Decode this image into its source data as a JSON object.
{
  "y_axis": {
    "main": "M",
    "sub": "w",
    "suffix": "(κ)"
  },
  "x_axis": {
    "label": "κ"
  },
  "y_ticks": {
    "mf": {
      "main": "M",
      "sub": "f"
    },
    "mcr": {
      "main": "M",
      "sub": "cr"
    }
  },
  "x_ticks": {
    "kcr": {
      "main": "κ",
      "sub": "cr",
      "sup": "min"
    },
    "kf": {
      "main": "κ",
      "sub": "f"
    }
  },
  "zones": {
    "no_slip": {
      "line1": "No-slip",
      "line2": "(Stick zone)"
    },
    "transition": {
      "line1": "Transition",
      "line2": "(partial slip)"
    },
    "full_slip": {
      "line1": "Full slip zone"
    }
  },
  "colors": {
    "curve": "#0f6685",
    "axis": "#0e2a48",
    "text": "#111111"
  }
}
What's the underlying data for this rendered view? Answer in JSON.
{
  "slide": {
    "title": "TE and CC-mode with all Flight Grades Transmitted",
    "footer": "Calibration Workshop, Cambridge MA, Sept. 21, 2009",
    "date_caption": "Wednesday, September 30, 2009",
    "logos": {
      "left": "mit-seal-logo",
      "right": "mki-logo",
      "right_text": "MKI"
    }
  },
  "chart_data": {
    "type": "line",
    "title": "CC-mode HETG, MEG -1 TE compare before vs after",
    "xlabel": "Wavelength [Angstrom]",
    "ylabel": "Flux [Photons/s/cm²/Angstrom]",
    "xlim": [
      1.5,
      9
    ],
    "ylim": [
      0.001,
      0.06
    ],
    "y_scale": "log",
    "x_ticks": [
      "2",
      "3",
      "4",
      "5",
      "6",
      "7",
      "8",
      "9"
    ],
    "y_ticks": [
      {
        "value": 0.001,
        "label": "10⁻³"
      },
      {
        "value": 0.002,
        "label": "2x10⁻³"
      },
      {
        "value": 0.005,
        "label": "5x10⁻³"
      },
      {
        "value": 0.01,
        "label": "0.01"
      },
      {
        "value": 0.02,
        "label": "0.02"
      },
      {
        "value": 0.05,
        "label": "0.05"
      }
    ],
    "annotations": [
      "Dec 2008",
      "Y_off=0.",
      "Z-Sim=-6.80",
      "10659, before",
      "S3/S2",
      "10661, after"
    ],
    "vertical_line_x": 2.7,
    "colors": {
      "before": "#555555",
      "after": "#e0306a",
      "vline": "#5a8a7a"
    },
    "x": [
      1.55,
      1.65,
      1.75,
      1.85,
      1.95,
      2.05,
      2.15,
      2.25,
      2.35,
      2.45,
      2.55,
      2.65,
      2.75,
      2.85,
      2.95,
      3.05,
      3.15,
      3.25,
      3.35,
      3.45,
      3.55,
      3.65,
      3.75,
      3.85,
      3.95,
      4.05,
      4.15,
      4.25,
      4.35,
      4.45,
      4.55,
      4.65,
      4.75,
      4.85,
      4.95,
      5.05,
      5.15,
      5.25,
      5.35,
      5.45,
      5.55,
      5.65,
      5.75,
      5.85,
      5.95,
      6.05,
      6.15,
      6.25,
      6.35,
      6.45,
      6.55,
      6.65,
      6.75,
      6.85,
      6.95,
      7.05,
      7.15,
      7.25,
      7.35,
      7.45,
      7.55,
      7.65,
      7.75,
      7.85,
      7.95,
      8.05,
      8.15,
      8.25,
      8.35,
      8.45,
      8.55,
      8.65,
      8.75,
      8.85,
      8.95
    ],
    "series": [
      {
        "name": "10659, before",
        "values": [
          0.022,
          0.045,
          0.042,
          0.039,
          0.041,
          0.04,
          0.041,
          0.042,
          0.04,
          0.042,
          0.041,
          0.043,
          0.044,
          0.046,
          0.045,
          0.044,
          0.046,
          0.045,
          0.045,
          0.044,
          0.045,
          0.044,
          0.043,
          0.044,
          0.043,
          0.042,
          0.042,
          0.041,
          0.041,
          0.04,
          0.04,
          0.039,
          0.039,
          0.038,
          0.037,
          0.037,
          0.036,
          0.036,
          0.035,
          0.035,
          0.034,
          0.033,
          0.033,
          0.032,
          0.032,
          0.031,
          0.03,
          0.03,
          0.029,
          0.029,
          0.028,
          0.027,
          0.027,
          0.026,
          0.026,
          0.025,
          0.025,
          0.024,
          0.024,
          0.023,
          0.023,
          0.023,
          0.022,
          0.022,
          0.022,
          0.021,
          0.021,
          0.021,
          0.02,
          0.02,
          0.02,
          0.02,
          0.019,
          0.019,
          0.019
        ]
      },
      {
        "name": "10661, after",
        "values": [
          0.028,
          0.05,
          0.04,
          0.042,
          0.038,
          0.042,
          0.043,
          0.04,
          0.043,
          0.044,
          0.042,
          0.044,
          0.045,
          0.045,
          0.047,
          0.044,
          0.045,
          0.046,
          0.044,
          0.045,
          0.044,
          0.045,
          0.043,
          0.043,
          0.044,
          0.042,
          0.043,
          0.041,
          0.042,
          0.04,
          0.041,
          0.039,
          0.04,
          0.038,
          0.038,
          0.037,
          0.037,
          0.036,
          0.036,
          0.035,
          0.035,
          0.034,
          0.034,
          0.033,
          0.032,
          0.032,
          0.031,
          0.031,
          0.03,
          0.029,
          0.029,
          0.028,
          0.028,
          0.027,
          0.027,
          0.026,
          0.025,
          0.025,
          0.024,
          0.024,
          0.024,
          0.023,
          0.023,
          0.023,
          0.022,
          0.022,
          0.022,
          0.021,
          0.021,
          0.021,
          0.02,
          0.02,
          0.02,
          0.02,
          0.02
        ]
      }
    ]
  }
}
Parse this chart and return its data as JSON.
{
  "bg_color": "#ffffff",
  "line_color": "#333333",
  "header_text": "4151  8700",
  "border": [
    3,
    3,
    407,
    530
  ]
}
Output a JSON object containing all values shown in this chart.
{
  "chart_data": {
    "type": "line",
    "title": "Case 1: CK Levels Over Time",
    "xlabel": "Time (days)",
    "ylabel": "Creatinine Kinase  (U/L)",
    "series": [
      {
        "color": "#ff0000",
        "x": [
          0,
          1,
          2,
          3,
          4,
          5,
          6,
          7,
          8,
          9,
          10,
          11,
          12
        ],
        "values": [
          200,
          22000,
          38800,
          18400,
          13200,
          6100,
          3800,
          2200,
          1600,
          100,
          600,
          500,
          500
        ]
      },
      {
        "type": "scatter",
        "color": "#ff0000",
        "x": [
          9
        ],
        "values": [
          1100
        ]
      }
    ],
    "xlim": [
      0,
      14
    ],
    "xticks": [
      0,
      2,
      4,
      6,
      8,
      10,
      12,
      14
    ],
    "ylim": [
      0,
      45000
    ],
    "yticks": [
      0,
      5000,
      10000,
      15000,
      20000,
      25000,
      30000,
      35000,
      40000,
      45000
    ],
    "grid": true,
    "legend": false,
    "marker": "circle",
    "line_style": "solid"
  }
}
+--
**Job**
Look through the records and gather each line with the word "after".

**Solution below**
    "title": "CC-mode HETG, MEG -1 TE compare before vs after",
      "10661, after"
      "after": "#e0306a",
        "name": "10661, after",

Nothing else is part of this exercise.